Exercise details: Report each line of the data that has "this" somewhere in it.

##### Given data #####

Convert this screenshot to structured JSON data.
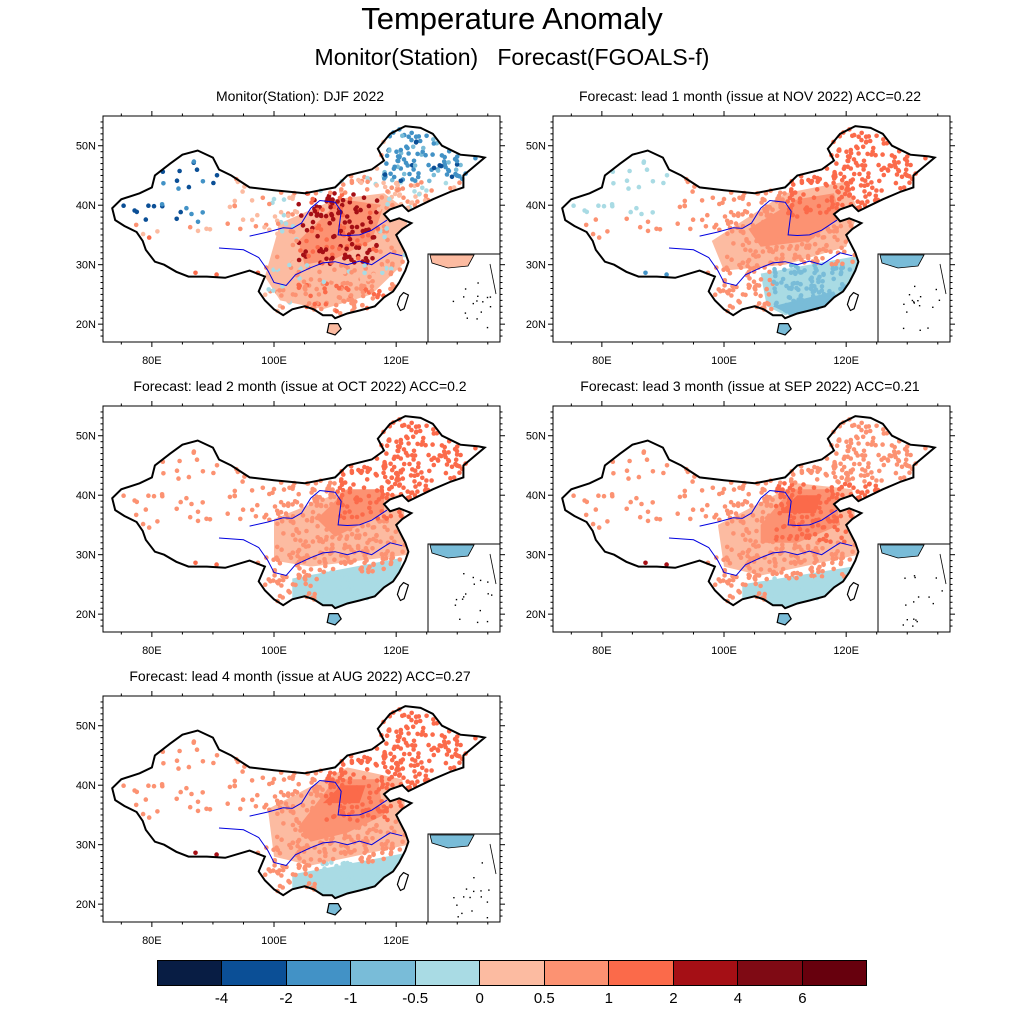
{
  "header": {
    "title": "Temperature Anomaly",
    "subtitle": "Monitor(Station)   Forecast(FGOALS-f)"
  },
  "axes": {
    "lat_labels": [
      "50N",
      "40N",
      "30N",
      "20N"
    ],
    "lon_labels": [
      "80E",
      "100E",
      "120E"
    ],
    "lat_range": [
      17,
      55
    ],
    "lon_range": [
      72,
      137
    ]
  },
  "panels": [
    {
      "title": "Monitor(Station): DJF 2022",
      "pattern": "monitor"
    },
    {
      "title": "Forecast: lead 1 month (issue at NOV 2022) ACC=0.22",
      "pattern": "lead1"
    },
    {
      "title": "Forecast: lead 2 month (issue at OCT 2022) ACC=0.2",
      "pattern": "lead2"
    },
    {
      "title": "Forecast: lead 3 month (issue at SEP 2022) ACC=0.21",
      "pattern": "lead3"
    },
    {
      "title": "Forecast: lead 4 month (issue at AUG 2022) ACC=0.27",
      "pattern": "lead4"
    }
  ],
  "colorbar": {
    "colors": [
      "#081d44",
      "#0b4f96",
      "#4292c6",
      "#79bcd8",
      "#a9dbe4",
      "#fcbba1",
      "#fc9272",
      "#fb6a4a",
      "#a50f15",
      "#7f0a14",
      "#67000d"
    ],
    "labels": [
      "-4",
      "-2",
      "-1",
      "-0.5",
      "0",
      "0.5",
      "1",
      "2",
      "4",
      "6"
    ]
  }
}
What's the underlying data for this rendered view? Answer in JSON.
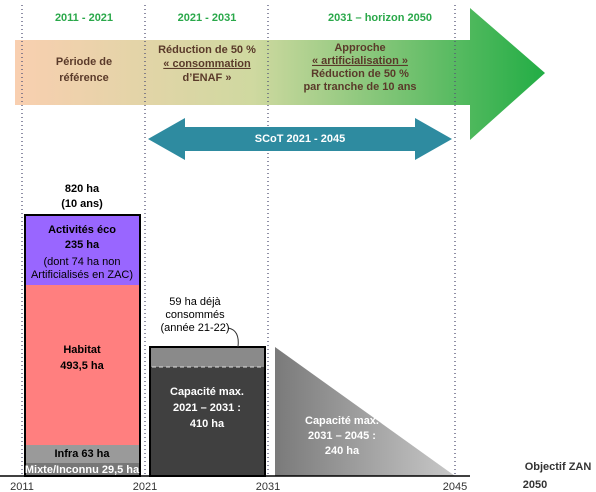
{
  "periods": [
    "2011 - 2021",
    "2021 - 2031",
    "2031 – horizon 2050"
  ],
  "phases": [
    [
      "Période de",
      "référence"
    ],
    [
      "Réduction de 50 %",
      "« consommation",
      "d’ENAF »"
    ],
    [
      "Approche",
      "« artificialisation »",
      "Réduction de 50 %",
      "par tranche de 10 ans"
    ]
  ],
  "scot": "SCoT 2021 - 2045",
  "total": [
    "820 ha",
    "(10 ans)"
  ],
  "segments": {
    "activites": [
      "Activités éco",
      "235 ha",
      "(dont 74 ha non",
      "Artificialisés en ZAC)"
    ],
    "habitat": [
      "Habitat",
      "493,5 ha"
    ],
    "infra": "Infra 63 ha",
    "mixte": "Mixte/Inconnu 29,5 ha"
  },
  "consumed": [
    "59 ha déjà",
    "consommés",
    "(année 21-22)"
  ],
  "capacity1": [
    "Capacité max.",
    "2021 – 2031 :",
    "410 ha"
  ],
  "capacity2": [
    "Capacité max.",
    "2031 – 2045 :",
    "240 ha"
  ],
  "objective": [
    "Objectif ZAN",
    "2050"
  ],
  "years": [
    "2011",
    "2021",
    "2031",
    "2045"
  ]
}
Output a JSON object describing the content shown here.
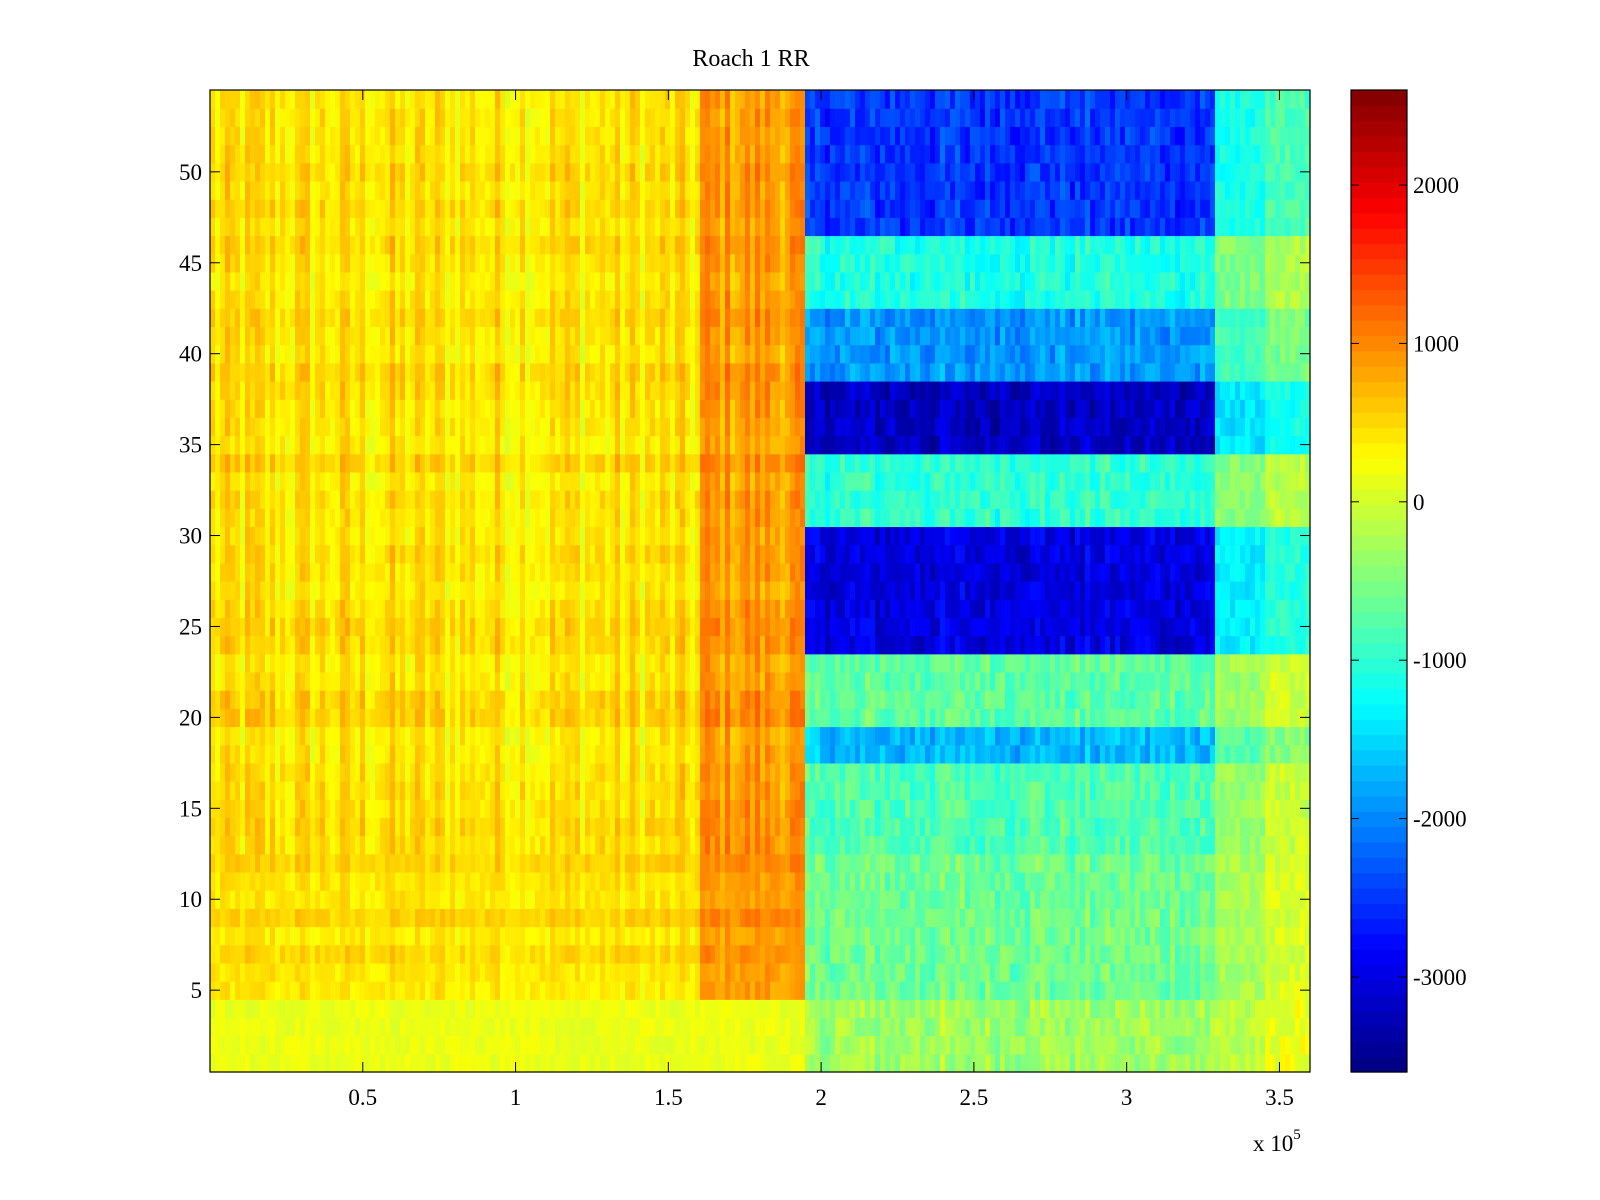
{
  "chart_data": {
    "type": "heatmap",
    "title": "Roach 1 RR",
    "xlabel": "",
    "ylabel": "",
    "x_exponent_label": "x 10",
    "x_exponent_power": "5",
    "xlim": [
      0,
      360000
    ],
    "ylim": [
      0.5,
      54.5
    ],
    "x_ticks": [
      {
        "value": 50000,
        "label": "0.5"
      },
      {
        "value": 100000,
        "label": "1"
      },
      {
        "value": 150000,
        "label": "1.5"
      },
      {
        "value": 200000,
        "label": "2"
      },
      {
        "value": 250000,
        "label": "2.5"
      },
      {
        "value": 300000,
        "label": "3"
      },
      {
        "value": 350000,
        "label": "3.5"
      }
    ],
    "y_ticks": [
      {
        "value": 5,
        "label": "5"
      },
      {
        "value": 10,
        "label": "10"
      },
      {
        "value": 15,
        "label": "15"
      },
      {
        "value": 20,
        "label": "20"
      },
      {
        "value": 25,
        "label": "25"
      },
      {
        "value": 30,
        "label": "30"
      },
      {
        "value": 35,
        "label": "35"
      },
      {
        "value": 40,
        "label": "40"
      },
      {
        "value": 45,
        "label": "45"
      },
      {
        "value": 50,
        "label": "50"
      }
    ],
    "colorbar": {
      "colormap": "jet",
      "clim": [
        -3600,
        2600
      ],
      "ticks": [
        {
          "value": 2000,
          "label": "2000"
        },
        {
          "value": 1000,
          "label": "1000"
        },
        {
          "value": 0,
          "label": "0"
        },
        {
          "value": -1000,
          "label": "-1000"
        },
        {
          "value": -2000,
          "label": "-2000"
        },
        {
          "value": -3000,
          "label": "-3000"
        }
      ]
    },
    "rows": 54,
    "x_segments": [
      {
        "x_start": 0,
        "x_end": 160000,
        "level": 450
      },
      {
        "x_start": 160000,
        "x_end": 194000,
        "level": 900
      },
      {
        "x_start": 194000,
        "x_end": 329000,
        "level": -1500
      },
      {
        "x_start": 329000,
        "x_end": 360000,
        "level": -600
      }
    ],
    "row_bands": [
      {
        "y_start": 0.5,
        "y_end": 4.5,
        "level": -300
      },
      {
        "y_start": 4.5,
        "y_end": 12.5,
        "level": -600
      },
      {
        "y_start": 12.5,
        "y_end": 17.5,
        "level": -800
      },
      {
        "y_start": 17.5,
        "y_end": 19.5,
        "level": -1700
      },
      {
        "y_start": 19.5,
        "y_end": 23.5,
        "level": -700
      },
      {
        "y_start": 23.5,
        "y_end": 30.5,
        "level": -3000
      },
      {
        "y_start": 30.5,
        "y_end": 34.5,
        "level": -1000
      },
      {
        "y_start": 34.5,
        "y_end": 38.5,
        "level": -3200
      },
      {
        "y_start": 38.5,
        "y_end": 42.5,
        "level": -1900
      },
      {
        "y_start": 42.5,
        "y_end": 46.5,
        "level": -1100
      },
      {
        "y_start": 46.5,
        "y_end": 54.5,
        "level": -2500
      }
    ]
  }
}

#####

Solution:
Convert this screenshot to structured JSON data.
What's the underlying data for this rendered view? Answer in JSON.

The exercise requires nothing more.